Extracted data -
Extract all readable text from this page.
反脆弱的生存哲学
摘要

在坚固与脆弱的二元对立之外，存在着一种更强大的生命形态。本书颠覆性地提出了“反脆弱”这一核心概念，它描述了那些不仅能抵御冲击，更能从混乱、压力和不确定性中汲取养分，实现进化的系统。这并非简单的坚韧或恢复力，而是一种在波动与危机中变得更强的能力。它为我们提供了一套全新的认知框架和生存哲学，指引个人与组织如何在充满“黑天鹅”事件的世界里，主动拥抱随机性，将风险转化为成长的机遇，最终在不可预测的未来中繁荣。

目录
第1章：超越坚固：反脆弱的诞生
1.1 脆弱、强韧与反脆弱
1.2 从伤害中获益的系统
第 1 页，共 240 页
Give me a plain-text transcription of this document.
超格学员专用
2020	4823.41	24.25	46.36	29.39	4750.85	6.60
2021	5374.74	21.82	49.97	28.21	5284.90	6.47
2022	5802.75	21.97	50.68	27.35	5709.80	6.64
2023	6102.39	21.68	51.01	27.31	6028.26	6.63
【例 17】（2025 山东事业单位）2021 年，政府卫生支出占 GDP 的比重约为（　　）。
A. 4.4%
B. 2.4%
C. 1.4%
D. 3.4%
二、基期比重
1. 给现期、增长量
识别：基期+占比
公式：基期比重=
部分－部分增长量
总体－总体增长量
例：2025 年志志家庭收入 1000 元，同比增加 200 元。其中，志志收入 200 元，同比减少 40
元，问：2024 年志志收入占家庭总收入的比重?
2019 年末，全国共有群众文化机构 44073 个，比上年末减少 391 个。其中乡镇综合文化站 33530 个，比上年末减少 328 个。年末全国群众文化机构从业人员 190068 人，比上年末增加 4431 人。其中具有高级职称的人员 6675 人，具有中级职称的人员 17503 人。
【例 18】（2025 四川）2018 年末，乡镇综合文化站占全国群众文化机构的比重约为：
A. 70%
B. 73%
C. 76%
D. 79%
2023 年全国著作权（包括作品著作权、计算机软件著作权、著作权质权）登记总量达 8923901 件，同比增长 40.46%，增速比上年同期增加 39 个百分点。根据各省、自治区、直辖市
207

* * *

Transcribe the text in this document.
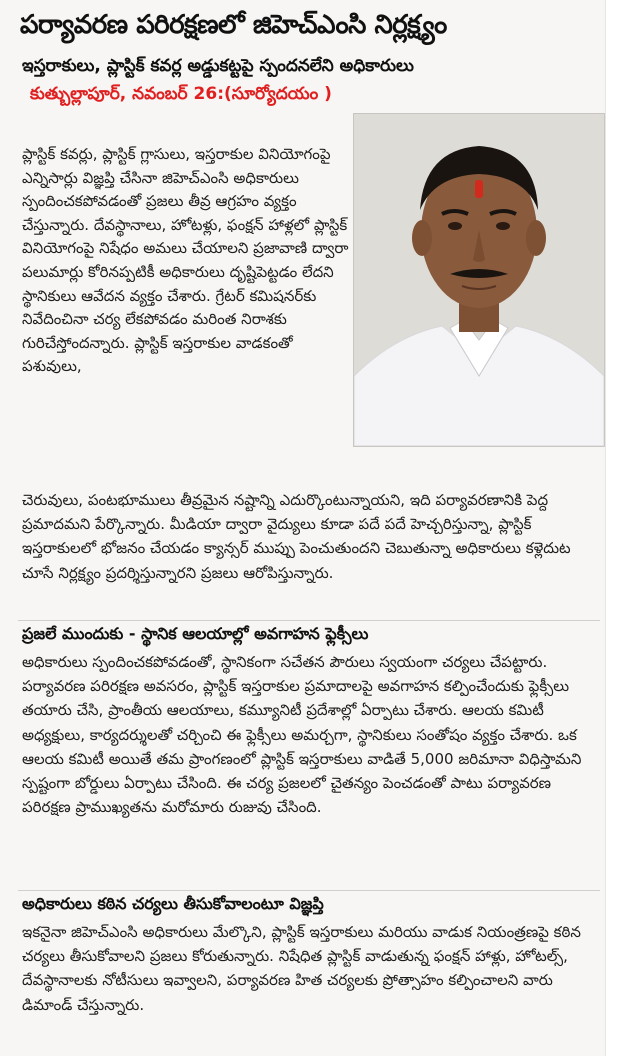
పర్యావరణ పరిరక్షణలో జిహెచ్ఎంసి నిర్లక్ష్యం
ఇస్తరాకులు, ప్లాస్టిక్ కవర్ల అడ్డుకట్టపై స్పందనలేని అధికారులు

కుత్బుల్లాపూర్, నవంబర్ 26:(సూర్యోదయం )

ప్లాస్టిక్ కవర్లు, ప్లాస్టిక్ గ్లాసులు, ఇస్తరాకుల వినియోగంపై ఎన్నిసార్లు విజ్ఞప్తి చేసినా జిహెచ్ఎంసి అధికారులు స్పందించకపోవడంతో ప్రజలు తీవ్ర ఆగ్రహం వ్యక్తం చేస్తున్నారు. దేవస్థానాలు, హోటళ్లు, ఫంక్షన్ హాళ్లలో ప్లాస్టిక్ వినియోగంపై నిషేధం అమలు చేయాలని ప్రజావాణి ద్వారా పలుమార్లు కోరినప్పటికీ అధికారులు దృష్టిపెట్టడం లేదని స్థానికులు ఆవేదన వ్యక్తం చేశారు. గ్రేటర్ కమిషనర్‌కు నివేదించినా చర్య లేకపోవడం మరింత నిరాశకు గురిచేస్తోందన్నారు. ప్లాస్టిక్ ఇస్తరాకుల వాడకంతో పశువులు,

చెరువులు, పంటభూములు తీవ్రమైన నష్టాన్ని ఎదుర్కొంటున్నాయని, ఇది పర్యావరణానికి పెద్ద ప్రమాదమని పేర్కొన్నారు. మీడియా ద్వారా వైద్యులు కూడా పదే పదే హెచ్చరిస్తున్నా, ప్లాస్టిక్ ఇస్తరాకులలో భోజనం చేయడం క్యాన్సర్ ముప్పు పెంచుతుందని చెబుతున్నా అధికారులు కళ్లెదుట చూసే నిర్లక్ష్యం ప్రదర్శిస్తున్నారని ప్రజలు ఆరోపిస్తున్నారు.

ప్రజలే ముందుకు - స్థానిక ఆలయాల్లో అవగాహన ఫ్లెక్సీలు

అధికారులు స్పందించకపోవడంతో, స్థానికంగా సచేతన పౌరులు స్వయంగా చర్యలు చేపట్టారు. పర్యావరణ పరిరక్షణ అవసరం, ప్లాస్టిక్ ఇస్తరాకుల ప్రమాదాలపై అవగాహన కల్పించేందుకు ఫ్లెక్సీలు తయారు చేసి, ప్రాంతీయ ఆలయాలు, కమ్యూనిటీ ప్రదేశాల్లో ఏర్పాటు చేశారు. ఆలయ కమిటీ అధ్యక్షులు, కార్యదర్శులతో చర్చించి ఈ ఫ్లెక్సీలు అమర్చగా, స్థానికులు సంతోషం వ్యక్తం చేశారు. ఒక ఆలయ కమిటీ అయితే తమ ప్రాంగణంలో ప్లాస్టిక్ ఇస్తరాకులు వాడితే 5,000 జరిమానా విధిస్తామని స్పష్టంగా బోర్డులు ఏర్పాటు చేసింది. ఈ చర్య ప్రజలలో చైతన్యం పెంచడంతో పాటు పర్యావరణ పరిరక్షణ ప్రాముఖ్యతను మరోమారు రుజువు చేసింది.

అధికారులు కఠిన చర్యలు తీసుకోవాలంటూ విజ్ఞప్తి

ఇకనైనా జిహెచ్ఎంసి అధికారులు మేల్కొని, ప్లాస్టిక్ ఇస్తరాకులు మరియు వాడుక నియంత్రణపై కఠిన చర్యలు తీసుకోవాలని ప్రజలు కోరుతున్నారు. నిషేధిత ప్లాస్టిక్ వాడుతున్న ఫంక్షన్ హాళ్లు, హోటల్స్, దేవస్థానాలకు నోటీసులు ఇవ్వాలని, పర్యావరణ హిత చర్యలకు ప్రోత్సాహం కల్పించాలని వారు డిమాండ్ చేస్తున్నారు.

...

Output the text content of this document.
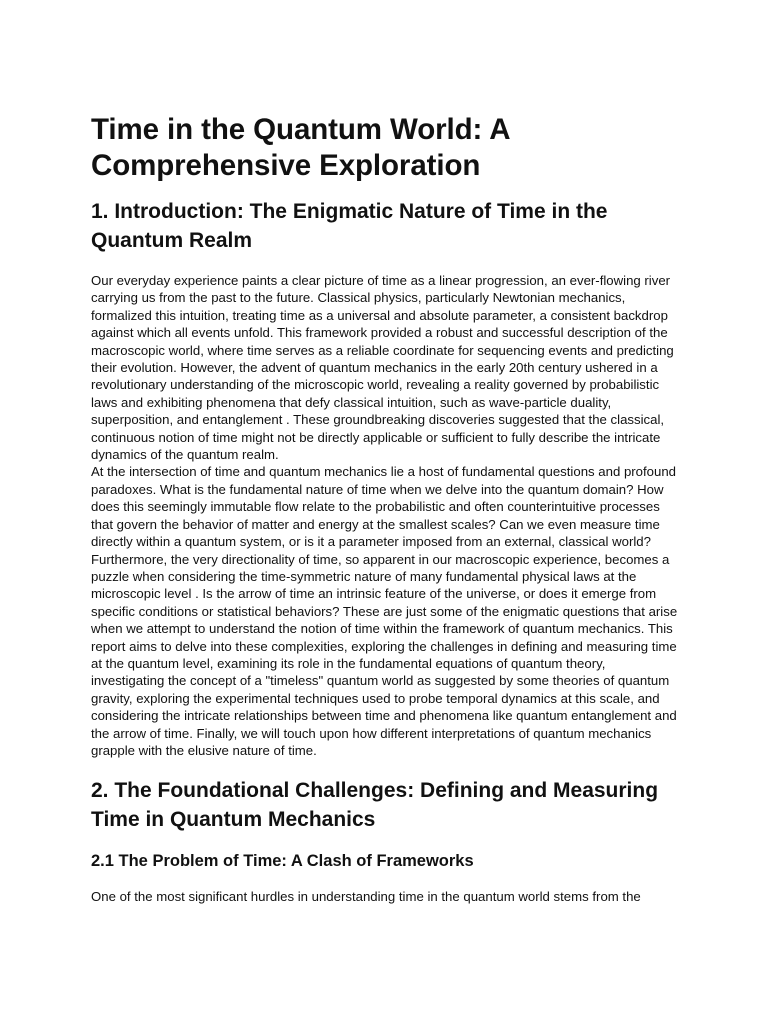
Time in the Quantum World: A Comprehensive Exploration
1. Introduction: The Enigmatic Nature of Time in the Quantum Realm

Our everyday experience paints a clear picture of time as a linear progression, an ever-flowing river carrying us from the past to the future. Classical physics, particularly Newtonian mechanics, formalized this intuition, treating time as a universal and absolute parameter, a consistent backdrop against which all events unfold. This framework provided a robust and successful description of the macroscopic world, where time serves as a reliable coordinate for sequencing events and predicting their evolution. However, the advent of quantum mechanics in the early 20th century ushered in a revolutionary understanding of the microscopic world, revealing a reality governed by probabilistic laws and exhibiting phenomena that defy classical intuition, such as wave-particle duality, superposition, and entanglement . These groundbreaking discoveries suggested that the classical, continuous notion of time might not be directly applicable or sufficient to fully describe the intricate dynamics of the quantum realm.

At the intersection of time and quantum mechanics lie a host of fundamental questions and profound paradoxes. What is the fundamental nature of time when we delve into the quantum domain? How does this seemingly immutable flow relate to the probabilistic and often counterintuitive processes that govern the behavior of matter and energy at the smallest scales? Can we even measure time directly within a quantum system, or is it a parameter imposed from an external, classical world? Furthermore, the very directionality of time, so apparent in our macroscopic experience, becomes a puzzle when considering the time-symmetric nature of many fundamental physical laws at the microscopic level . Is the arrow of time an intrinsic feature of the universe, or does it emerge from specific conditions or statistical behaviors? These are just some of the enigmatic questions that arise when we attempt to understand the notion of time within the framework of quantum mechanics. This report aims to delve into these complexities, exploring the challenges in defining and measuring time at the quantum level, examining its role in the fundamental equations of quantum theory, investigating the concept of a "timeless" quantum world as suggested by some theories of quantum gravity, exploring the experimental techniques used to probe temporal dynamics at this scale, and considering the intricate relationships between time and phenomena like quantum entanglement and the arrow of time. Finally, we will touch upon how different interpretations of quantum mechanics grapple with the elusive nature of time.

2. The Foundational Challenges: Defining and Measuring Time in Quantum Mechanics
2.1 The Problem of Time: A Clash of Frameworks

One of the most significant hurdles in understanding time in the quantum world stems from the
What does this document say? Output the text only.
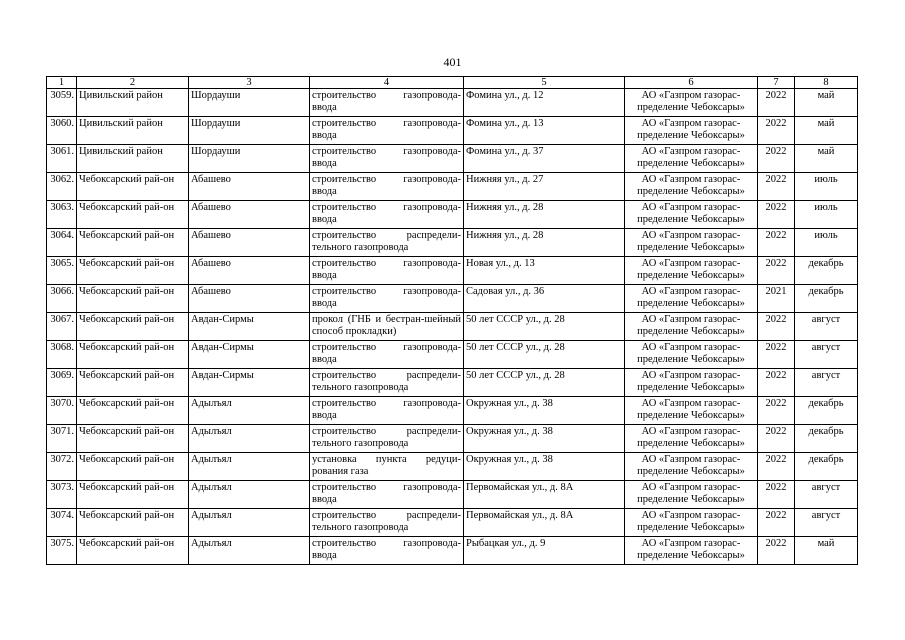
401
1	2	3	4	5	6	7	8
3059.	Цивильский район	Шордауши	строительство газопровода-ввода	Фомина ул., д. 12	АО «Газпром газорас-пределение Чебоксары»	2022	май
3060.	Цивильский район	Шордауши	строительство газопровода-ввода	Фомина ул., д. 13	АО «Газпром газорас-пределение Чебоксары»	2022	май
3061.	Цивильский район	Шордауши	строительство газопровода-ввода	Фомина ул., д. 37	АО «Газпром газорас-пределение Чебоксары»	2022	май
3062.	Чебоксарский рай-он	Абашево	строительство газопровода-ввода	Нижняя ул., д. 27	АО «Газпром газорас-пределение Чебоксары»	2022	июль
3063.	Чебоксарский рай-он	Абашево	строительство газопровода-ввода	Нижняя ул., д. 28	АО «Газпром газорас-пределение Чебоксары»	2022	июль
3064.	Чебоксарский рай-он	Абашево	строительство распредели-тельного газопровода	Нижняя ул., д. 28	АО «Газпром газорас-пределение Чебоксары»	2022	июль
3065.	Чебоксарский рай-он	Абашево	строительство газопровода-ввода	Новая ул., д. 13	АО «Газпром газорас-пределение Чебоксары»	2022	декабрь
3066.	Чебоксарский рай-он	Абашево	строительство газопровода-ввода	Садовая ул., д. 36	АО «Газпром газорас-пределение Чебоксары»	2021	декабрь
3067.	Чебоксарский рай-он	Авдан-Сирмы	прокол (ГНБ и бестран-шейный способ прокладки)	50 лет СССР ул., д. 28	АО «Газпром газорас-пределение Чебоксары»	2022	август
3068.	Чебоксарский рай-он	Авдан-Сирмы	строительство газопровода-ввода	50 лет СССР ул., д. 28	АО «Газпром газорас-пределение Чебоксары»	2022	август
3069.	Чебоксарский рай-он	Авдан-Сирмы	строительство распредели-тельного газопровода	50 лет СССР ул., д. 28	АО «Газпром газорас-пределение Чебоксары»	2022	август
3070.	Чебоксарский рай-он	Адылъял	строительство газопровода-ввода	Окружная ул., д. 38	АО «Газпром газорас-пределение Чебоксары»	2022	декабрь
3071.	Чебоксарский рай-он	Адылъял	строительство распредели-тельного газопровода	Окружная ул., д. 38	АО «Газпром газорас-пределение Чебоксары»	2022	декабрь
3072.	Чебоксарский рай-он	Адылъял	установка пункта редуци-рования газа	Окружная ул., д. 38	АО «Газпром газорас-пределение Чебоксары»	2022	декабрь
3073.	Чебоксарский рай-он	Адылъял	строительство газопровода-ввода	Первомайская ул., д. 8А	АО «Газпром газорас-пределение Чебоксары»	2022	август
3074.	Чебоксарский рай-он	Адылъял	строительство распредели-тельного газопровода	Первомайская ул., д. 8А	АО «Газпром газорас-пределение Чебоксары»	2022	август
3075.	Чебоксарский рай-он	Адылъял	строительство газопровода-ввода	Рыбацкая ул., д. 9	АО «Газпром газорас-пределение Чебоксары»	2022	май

Work to complete - From the listing, copy every line where the string "Фомина" appears.

Answer for this exercise -
3059.	Цивильский район	Шордауши	строительство газопровода-ввода	Фомина ул., д. 12	АО «Газпром газорас-пределение Чебоксары»	2022	май
3060.	Цивильский район	Шордауши	строительство газопровода-ввода	Фомина ул., д. 13	АО «Газпром газорас-пределение Чебоксары»	2022	май
3061.	Цивильский район	Шордауши	строительство газопровода-ввода	Фомина ул., д. 37	АО «Газпром газорас-пределение Чебоксары»	2022	май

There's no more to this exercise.